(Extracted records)

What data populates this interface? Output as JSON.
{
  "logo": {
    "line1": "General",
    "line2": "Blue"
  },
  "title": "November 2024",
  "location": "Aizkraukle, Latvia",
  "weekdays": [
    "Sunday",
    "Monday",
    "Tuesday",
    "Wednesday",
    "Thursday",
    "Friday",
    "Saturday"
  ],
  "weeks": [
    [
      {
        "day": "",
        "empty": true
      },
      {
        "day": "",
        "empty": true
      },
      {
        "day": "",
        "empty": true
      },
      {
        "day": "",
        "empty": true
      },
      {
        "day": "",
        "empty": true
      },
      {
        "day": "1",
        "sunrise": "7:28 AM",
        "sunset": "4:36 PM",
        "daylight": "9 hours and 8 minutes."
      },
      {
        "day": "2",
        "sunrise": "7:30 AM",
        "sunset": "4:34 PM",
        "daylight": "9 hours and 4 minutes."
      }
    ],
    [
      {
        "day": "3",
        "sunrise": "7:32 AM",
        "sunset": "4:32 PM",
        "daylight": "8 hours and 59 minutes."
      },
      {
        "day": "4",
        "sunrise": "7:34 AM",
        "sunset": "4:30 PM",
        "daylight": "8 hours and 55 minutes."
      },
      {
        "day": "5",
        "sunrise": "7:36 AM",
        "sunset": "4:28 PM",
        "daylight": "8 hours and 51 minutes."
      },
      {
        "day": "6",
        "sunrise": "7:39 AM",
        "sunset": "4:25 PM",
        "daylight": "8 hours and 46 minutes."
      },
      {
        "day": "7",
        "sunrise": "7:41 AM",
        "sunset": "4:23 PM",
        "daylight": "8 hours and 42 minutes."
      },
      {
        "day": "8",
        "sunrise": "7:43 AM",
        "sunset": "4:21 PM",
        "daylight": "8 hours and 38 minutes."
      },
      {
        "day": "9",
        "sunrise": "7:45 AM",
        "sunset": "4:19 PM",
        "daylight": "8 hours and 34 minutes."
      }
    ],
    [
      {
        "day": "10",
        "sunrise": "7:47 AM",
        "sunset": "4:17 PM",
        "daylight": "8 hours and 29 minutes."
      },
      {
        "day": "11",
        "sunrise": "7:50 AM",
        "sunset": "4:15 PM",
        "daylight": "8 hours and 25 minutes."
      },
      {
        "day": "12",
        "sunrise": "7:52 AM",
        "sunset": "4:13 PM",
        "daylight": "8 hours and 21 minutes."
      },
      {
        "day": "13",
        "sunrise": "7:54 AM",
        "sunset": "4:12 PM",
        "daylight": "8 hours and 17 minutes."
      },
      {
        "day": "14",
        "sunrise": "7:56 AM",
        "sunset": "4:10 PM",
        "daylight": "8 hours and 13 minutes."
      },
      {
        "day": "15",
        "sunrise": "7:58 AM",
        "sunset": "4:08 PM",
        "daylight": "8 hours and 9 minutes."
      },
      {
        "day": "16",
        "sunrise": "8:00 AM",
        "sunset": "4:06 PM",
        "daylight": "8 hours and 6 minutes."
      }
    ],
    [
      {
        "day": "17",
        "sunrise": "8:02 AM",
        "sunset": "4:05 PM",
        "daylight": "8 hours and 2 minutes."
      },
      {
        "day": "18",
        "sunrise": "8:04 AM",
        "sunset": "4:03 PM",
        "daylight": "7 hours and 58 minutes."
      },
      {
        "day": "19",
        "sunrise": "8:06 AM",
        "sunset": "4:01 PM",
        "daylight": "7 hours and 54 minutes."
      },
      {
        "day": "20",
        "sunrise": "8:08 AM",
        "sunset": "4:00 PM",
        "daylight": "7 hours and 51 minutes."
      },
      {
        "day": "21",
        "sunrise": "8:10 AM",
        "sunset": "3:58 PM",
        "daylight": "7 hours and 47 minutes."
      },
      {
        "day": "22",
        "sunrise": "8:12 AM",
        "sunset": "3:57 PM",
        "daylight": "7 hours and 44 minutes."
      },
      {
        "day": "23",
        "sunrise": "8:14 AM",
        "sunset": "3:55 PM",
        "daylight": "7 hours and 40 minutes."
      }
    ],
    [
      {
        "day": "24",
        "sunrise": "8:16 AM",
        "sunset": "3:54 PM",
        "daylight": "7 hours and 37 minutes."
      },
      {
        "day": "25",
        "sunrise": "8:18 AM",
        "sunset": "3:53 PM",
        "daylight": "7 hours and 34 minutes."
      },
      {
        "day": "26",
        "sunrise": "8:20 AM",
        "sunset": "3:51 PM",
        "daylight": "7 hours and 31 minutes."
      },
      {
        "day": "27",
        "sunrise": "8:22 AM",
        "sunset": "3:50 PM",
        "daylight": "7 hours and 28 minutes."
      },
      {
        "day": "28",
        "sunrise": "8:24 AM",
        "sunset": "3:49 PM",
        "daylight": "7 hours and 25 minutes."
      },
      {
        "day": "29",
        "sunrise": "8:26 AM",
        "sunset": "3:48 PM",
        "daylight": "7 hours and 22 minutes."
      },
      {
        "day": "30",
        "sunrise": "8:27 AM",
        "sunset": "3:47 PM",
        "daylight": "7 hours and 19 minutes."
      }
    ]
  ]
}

(Task goal) Make an exact copy of all the data.

(Completed exercise)
What data populates this interface? Output as JSON.
{
  "logo": {
    "line1": "General",
    "line2": "Blue"
  },
  "title": "November 2024",
  "location": "Aizkraukle, Latvia",
  "weekdays": [
    "Sunday",
    "Monday",
    "Tuesday",
    "Wednesday",
    "Thursday",
    "Friday",
    "Saturday"
  ],
  "weeks": [
    [
      {
        "day": "",
        "empty": true
      },
      {
        "day": "",
        "empty": true
      },
      {
        "day": "",
        "empty": true
      },
      {
        "day": "",
        "empty": true
      },
      {
        "day": "",
        "empty": true
      },
      {
        "day": "1",
        "sunrise": "7:28 AM",
        "sunset": "4:36 PM",
        "daylight": "9 hours and 8 minutes."
      },
      {
        "day": "2",
        "sunrise": "7:30 AM",
        "sunset": "4:34 PM",
        "daylight": "9 hours and 4 minutes."
      }
    ],
    [
      {
        "day": "3",
        "sunrise": "7:32 AM",
        "sunset": "4:32 PM",
        "daylight": "8 hours and 59 minutes."
      },
      {
        "day": "4",
        "sunrise": "7:34 AM",
        "sunset": "4:30 PM",
        "daylight": "8 hours and 55 minutes."
      },
      {
        "day": "5",
        "sunrise": "7:36 AM",
        "sunset": "4:28 PM",
        "daylight": "8 hours and 51 minutes."
      },
      {
        "day": "6",
        "sunrise": "7:39 AM",
        "sunset": "4:25 PM",
        "daylight": "8 hours and 46 minutes."
      },
      {
        "day": "7",
        "sunrise": "7:41 AM",
        "sunset": "4:23 PM",
        "daylight": "8 hours and 42 minutes."
      },
      {
        "day": "8",
        "sunrise": "7:43 AM",
        "sunset": "4:21 PM",
        "daylight": "8 hours and 38 minutes."
      },
      {
        "day": "9",
        "sunrise": "7:45 AM",
        "sunset": "4:19 PM",
        "daylight": "8 hours and 34 minutes."
      }
    ],
    [
      {
        "day": "10",
        "sunrise": "7:47 AM",
        "sunset": "4:17 PM",
        "daylight": "8 hours and 29 minutes."
      },
      {
        "day": "11",
        "sunrise": "7:50 AM",
        "sunset": "4:15 PM",
        "daylight": "8 hours and 25 minutes."
      },
      {
        "day": "12",
        "sunrise": "7:52 AM",
        "sunset": "4:13 PM",
        "daylight": "8 hours and 21 minutes."
      },
      {
        "day": "13",
        "sunrise": "7:54 AM",
        "sunset": "4:12 PM",
        "daylight": "8 hours and 17 minutes."
      },
      {
        "day": "14",
        "sunrise": "7:56 AM",
        "sunset": "4:10 PM",
        "daylight": "8 hours and 13 minutes."
      },
      {
        "day": "15",
        "sunrise": "7:58 AM",
        "sunset": "4:08 PM",
        "daylight": "8 hours and 9 minutes."
      },
      {
        "day": "16",
        "sunrise": "8:00 AM",
        "sunset": "4:06 PM",
        "daylight": "8 hours and 6 minutes."
      }
    ],
    [
      {
        "day": "17",
        "sunrise": "8:02 AM",
        "sunset": "4:05 PM",
        "daylight": "8 hours and 2 minutes."
      },
      {
        "day": "18",
        "sunrise": "8:04 AM",
        "sunset": "4:03 PM",
        "daylight": "7 hours and 58 minutes."
      },
      {
        "day": "19",
        "sunrise": "8:06 AM",
        "sunset": "4:01 PM",
        "daylight": "7 hours and 54 minutes."
      },
      {
        "day": "20",
        "sunrise": "8:08 AM",
        "sunset": "4:00 PM",
        "daylight": "7 hours and 51 minutes."
      },
      {
        "day": "21",
        "sunrise": "8:10 AM",
        "sunset": "3:58 PM",
        "daylight": "7 hours and 47 minutes."
      },
      {
        "day": "22",
        "sunrise": "8:12 AM",
        "sunset": "3:57 PM",
        "daylight": "7 hours and 44 minutes."
      },
      {
        "day": "23",
        "sunrise": "8:14 AM",
        "sunset": "3:55 PM",
        "daylight": "7 hours and 40 minutes."
      }
    ],
    [
      {
        "day": "24",
        "sunrise": "8:16 AM",
        "sunset": "3:54 PM",
        "daylight": "7 hours and 37 minutes."
      },
      {
        "day": "25",
        "sunrise": "8:18 AM",
        "sunset": "3:53 PM",
        "daylight": "7 hours and 34 minutes."
      },
      {
        "day": "26",
        "sunrise": "8:20 AM",
        "sunset": "3:51 PM",
        "daylight": "7 hours and 31 minutes."
      },
      {
        "day": "27",
        "sunrise": "8:22 AM",
        "sunset": "3:50 PM",
        "daylight": "7 hours and 28 minutes."
      },
      {
        "day": "28",
        "sunrise": "8:24 AM",
        "sunset": "3:49 PM",
        "daylight": "7 hours and 25 minutes."
      },
      {
        "day": "29",
        "sunrise": "8:26 AM",
        "sunset": "3:48 PM",
        "daylight": "7 hours and 22 minutes."
      },
      {
        "day": "30",
        "sunrise": "8:27 AM",
        "sunset": "3:47 PM",
        "daylight": "7 hours and 19 minutes."
      }
    ]
  ]
}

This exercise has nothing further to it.